# What needs to be done
Every line below that includes "Mini" counts toward the total. Report that total alone.

# A run of records
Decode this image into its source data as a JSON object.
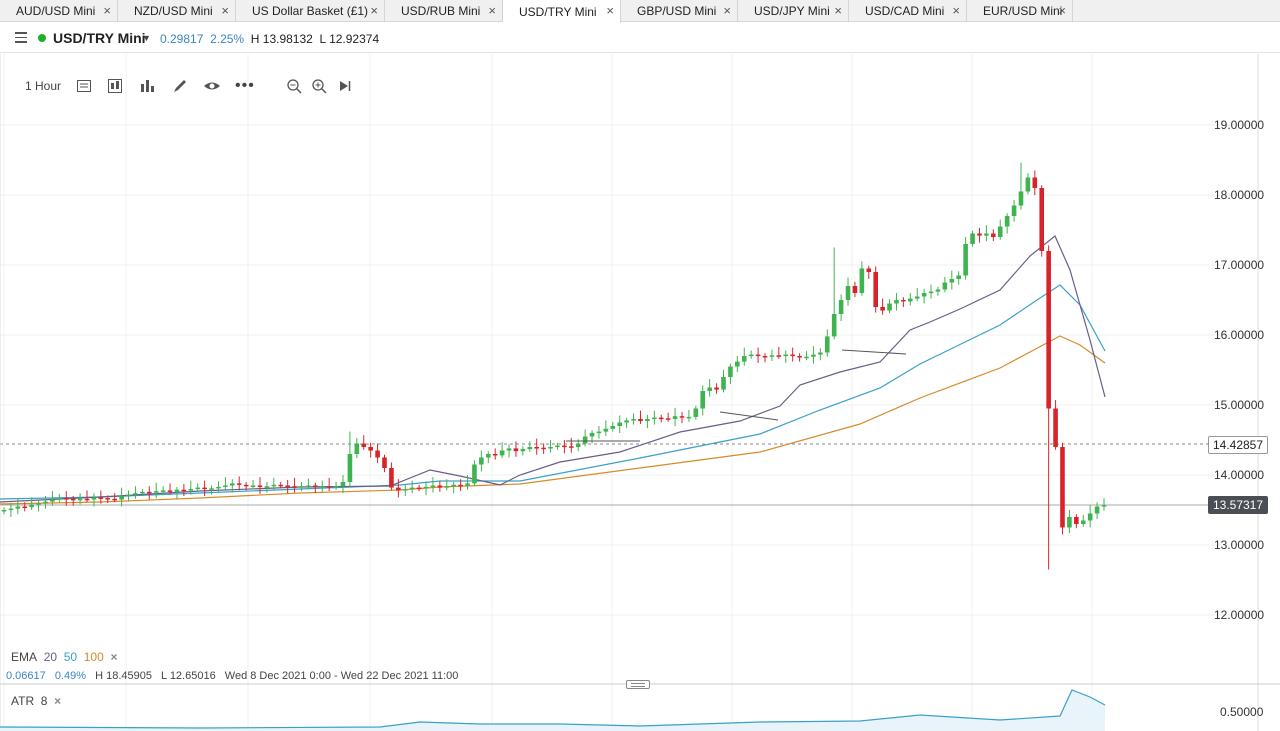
{
  "tabs": [
    {
      "label": "AUD/USD Mini",
      "active": false
    },
    {
      "label": "NZD/USD Mini",
      "active": false
    },
    {
      "label": "US Dollar Basket (£1)",
      "active": false
    },
    {
      "label": "USD/RUB Mini",
      "active": false
    },
    {
      "label": "USD/TRY Mini",
      "active": true
    },
    {
      "label": "GBP/USD Mini",
      "active": false
    },
    {
      "label": "USD/JPY Mini",
      "active": false
    },
    {
      "label": "USD/CAD Mini",
      "active": false
    },
    {
      "label": "EUR/USD Mini",
      "active": false
    }
  ],
  "tab_close_glyph": "×",
  "header": {
    "instrument": "USD/TRY Mini",
    "change": "0.29817",
    "change_pct": "2.25%",
    "high": "H 13.98132",
    "low": "L 12.92374",
    "status_color": "#1fae2c"
  },
  "toolbar": {
    "interval": "1 Hour",
    "icons": [
      "chart-type-icon",
      "candles-icon",
      "indicators-icon",
      "draw-icon",
      "eye-icon",
      "more-icon",
      "zoom-out-icon",
      "zoom-in-icon",
      "scroll-end-icon"
    ]
  },
  "price_axis": {
    "ticks": [
      "19.00000",
      "18.00000",
      "17.00000",
      "16.00000",
      "15.00000",
      "14.00000",
      "13.00000",
      "12.00000"
    ],
    "crosshair_price": "14.42857",
    "last_price": "13.57317"
  },
  "ema_legend": {
    "label": "EMA",
    "p1": "20",
    "p2": "50",
    "p3": "100",
    "close": "×",
    "colors": {
      "p1": "#6a5d8a",
      "p2": "#3aa0c8",
      "p3": "#d88a2a"
    }
  },
  "stats": {
    "change": "0.06617",
    "change_pct": "0.49%",
    "high": "H 18.45905",
    "low": "L 12.65016",
    "range": "Wed 8 Dec 2021 0:00 - Wed 22 Dec 2021 11:00"
  },
  "atr": {
    "label": "ATR",
    "period": "8",
    "close": "×",
    "tick": "0.50000"
  },
  "colors": {
    "up": "#3fb34f",
    "down": "#d9232a",
    "accent": "#3a86c4"
  }
}
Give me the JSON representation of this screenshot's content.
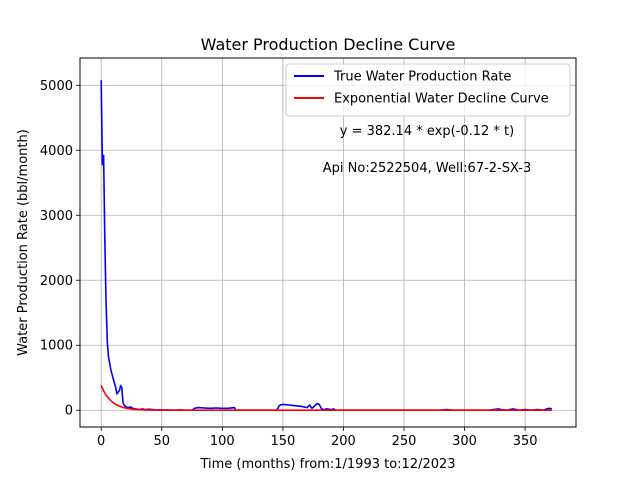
{
  "chart_data": {
    "type": "line",
    "title": "Water Production Decline Curve",
    "xlabel": "Time (months) from:1/1993 to:12/2023",
    "ylabel": "Water Production Rate (bbl/month)",
    "xlim": [
      -17.5,
      392
    ],
    "ylim": [
      -258,
      5420
    ],
    "x_ticks": [
      0,
      50,
      100,
      150,
      200,
      250,
      300,
      350
    ],
    "y_ticks": [
      0,
      1000,
      2000,
      3000,
      4000,
      5000
    ],
    "grid": true,
    "legend_position": "top-right",
    "annotations": [
      "y = 382.14 * exp(-0.12 * t)",
      "Api No:2522504, Well:67-2-SX-3"
    ],
    "series": [
      {
        "name": "True Water Production Rate",
        "color": "#0000ff",
        "x": [
          0,
          1,
          2,
          3,
          4,
          5,
          6,
          8,
          10,
          12,
          13,
          14,
          15,
          16,
          17,
          18,
          19,
          20,
          22,
          24,
          26,
          28,
          30,
          32,
          34,
          36,
          40,
          45,
          50,
          55,
          60,
          65,
          70,
          75,
          77,
          80,
          85,
          90,
          95,
          100,
          105,
          110,
          111,
          115,
          120,
          125,
          130,
          135,
          140,
          145,
          147,
          148,
          150,
          155,
          160,
          165,
          170,
          172,
          174,
          176,
          178,
          180,
          182,
          184,
          186,
          190,
          192,
          193,
          200,
          220,
          240,
          260,
          280,
          285,
          290,
          300,
          320,
          328,
          330,
          335,
          340,
          345,
          350,
          355,
          360,
          365,
          368,
          370,
          372
        ],
        "y": [
          5080,
          3780,
          3920,
          2650,
          1700,
          1050,
          820,
          620,
          480,
          350,
          250,
          280,
          300,
          380,
          350,
          120,
          80,
          60,
          40,
          50,
          30,
          20,
          15,
          10,
          20,
          10,
          15,
          5,
          5,
          5,
          0,
          5,
          0,
          0,
          30,
          40,
          35,
          30,
          35,
          30,
          30,
          40,
          0,
          0,
          0,
          0,
          0,
          0,
          0,
          0,
          70,
          80,
          90,
          80,
          70,
          60,
          40,
          80,
          30,
          60,
          100,
          90,
          20,
          10,
          20,
          10,
          20,
          0,
          0,
          0,
          0,
          0,
          0,
          10,
          0,
          0,
          0,
          20,
          10,
          0,
          20,
          0,
          10,
          0,
          10,
          0,
          20,
          30,
          20
        ]
      },
      {
        "name": "Exponential Water Decline Curve",
        "color": "#ff0000",
        "equation": {
          "a": 382.14,
          "b": 0.12
        },
        "x_range": [
          0,
          372
        ]
      }
    ]
  }
}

# Answer to the task
9